» **What this task involves**: Look through the material below. Copy each line that contains the string "Source".

◆ ◆ ◆ ◆ ◆

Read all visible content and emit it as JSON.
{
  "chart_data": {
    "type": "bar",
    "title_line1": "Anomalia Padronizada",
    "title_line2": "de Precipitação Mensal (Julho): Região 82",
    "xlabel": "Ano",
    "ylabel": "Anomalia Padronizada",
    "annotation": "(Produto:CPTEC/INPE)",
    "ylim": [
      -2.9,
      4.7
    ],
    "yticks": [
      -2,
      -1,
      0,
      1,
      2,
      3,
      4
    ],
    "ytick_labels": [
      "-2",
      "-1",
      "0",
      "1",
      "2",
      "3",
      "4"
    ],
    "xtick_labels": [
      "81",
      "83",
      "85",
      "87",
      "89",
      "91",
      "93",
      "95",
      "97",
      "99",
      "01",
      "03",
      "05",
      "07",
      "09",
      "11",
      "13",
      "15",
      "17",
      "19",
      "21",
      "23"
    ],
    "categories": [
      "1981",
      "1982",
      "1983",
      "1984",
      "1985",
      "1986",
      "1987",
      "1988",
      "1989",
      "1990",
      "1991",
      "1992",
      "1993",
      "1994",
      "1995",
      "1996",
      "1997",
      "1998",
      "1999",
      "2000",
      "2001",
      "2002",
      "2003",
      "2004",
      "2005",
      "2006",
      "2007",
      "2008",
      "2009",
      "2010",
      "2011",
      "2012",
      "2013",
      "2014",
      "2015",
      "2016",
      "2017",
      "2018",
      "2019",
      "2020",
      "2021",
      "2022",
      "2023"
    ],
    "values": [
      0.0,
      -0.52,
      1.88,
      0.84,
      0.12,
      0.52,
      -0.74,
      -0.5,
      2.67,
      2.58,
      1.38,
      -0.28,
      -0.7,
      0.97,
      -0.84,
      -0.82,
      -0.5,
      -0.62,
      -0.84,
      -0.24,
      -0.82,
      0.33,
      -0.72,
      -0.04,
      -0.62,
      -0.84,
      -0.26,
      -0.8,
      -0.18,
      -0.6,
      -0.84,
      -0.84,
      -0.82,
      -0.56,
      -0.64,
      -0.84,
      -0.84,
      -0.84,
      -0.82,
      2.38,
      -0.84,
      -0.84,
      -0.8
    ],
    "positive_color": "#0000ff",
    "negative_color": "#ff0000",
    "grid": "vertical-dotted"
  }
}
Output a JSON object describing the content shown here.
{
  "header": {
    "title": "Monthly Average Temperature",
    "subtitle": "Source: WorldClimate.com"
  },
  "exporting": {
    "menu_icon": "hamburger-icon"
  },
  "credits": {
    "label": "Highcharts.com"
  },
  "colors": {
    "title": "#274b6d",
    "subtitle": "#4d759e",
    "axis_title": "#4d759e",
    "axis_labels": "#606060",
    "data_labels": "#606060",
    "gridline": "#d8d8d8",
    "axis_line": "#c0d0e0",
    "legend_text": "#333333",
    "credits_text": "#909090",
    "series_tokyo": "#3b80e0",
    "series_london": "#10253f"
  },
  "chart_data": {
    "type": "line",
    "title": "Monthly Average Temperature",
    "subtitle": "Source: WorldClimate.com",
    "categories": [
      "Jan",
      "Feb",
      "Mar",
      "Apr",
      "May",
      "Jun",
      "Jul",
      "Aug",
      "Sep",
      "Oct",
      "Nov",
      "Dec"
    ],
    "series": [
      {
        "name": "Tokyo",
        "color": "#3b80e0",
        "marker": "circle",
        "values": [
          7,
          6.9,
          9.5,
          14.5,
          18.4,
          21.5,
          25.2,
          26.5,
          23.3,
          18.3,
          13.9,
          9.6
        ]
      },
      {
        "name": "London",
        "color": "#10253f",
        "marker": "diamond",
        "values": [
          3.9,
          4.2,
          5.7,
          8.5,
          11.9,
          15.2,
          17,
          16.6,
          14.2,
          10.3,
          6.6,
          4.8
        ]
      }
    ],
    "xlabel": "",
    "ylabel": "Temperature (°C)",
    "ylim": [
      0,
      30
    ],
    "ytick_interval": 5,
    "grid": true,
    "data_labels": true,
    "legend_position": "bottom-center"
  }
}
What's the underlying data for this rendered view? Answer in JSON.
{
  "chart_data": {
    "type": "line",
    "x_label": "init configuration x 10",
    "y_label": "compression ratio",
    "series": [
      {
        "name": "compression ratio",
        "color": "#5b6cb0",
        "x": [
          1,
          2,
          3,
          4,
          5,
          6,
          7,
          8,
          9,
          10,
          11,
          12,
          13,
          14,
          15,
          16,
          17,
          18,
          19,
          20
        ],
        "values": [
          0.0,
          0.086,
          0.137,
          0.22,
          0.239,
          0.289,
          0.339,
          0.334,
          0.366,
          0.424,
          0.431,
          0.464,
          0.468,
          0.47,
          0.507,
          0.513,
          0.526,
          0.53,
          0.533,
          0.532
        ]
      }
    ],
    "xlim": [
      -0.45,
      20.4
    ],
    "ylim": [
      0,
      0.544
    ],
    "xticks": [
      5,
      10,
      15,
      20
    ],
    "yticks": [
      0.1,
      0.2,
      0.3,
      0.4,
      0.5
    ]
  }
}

◆ ◆ ◆ ◆ ◆

» **Output**:
    "subtitle": "Source: WorldClimate.com"
    "subtitle": "Source: WorldClimate.com",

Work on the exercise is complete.